▶ _Task instructions_
Review the material and extract every line in which the word "this" occurs.

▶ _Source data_
Start

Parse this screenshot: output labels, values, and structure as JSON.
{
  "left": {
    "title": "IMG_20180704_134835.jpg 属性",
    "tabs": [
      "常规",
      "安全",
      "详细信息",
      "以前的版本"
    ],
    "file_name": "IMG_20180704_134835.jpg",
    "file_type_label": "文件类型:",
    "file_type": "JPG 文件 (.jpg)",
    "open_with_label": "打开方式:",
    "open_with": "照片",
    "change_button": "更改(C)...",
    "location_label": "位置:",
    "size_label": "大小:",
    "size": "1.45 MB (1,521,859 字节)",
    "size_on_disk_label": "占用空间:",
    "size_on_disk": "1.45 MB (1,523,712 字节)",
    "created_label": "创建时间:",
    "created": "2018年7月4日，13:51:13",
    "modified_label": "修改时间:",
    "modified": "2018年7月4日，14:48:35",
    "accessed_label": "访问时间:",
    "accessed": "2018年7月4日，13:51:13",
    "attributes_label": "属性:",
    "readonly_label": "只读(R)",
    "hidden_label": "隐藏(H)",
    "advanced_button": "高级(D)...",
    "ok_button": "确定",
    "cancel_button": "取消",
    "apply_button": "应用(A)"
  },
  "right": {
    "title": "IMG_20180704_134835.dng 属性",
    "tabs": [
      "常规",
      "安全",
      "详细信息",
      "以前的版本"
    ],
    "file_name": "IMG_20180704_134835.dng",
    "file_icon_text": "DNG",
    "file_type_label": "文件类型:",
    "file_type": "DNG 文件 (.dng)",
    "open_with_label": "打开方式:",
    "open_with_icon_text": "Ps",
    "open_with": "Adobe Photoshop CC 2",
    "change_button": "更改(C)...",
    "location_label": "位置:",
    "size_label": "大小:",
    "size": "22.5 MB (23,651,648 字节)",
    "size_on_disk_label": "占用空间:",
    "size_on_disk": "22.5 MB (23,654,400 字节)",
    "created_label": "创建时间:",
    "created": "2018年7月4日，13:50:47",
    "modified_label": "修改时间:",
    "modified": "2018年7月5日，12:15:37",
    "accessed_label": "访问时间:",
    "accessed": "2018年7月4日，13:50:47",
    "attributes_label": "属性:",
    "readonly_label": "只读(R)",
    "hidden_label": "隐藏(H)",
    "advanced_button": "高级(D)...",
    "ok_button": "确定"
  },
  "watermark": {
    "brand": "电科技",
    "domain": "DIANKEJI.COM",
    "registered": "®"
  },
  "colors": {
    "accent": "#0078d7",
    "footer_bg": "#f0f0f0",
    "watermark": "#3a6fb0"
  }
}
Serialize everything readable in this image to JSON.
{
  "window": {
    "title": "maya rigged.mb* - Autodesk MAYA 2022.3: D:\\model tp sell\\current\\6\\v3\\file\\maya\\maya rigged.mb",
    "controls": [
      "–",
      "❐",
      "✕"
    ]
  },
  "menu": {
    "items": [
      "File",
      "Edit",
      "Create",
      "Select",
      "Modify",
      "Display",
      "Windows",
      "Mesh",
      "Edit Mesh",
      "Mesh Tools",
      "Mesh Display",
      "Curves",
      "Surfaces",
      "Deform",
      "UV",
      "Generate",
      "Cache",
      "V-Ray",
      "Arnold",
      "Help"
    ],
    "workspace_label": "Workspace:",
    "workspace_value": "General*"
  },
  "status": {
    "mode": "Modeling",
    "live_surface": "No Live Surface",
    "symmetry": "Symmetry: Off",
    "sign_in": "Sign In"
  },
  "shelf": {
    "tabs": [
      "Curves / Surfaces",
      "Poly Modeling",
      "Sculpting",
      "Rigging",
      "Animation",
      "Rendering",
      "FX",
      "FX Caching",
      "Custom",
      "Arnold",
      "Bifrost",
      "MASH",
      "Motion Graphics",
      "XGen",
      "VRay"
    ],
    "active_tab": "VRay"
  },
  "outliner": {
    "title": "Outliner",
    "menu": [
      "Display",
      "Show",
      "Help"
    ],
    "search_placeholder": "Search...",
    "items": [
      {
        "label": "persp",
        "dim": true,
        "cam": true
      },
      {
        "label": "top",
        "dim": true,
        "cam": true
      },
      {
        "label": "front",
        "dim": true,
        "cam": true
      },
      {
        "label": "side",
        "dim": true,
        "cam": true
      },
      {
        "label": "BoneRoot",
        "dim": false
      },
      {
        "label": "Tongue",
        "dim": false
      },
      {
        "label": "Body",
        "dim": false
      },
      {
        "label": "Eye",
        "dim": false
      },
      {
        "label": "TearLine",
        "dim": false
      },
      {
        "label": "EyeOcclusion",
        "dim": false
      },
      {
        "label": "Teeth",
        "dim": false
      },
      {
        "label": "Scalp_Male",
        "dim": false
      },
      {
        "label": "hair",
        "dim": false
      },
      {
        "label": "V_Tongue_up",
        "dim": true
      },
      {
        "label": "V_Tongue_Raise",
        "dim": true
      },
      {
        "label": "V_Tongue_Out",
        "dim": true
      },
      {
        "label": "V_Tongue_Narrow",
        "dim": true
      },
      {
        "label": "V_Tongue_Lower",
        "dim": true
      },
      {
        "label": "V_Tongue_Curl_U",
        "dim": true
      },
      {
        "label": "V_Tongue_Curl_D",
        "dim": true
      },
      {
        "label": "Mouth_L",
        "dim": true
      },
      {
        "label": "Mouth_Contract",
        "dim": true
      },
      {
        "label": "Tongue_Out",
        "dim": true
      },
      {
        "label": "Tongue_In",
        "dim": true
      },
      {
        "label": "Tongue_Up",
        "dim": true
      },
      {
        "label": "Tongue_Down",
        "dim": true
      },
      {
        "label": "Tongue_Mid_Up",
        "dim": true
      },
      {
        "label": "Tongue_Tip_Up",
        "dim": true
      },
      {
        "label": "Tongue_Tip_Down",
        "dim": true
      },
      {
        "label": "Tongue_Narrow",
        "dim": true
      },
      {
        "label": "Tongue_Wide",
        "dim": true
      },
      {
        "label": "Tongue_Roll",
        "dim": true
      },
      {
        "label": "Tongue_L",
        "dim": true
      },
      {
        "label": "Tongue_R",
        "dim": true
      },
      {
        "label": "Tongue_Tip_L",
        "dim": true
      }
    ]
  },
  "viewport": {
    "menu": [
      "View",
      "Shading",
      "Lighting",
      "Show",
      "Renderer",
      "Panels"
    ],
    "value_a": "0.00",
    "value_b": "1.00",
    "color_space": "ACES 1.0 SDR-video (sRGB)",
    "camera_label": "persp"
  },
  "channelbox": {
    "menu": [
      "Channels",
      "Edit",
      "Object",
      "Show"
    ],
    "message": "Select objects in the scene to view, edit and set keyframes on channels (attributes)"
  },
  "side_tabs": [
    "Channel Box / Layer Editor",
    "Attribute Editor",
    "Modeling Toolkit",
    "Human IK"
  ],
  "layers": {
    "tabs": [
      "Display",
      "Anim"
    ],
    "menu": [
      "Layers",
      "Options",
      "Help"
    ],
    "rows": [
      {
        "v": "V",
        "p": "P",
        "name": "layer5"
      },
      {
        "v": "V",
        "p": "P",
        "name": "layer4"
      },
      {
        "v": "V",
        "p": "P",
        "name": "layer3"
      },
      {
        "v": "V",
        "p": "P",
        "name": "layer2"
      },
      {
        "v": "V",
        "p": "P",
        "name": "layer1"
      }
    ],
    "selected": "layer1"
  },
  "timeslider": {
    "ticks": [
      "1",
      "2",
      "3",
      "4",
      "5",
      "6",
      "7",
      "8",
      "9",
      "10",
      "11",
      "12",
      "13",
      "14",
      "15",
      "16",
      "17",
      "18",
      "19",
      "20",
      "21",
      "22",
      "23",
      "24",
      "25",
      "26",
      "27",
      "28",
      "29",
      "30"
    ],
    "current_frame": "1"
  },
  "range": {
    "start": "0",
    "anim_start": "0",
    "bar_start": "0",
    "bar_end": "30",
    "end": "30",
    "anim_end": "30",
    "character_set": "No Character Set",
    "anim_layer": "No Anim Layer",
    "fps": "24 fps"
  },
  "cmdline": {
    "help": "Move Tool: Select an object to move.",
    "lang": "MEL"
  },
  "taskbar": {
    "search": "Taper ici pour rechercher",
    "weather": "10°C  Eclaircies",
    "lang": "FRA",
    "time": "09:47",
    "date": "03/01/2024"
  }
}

End

▶ _Reply to the exercise_
Parse this screenshot: output labels, values, and structure as JSON.
Serialize everything readable in this image to JSON.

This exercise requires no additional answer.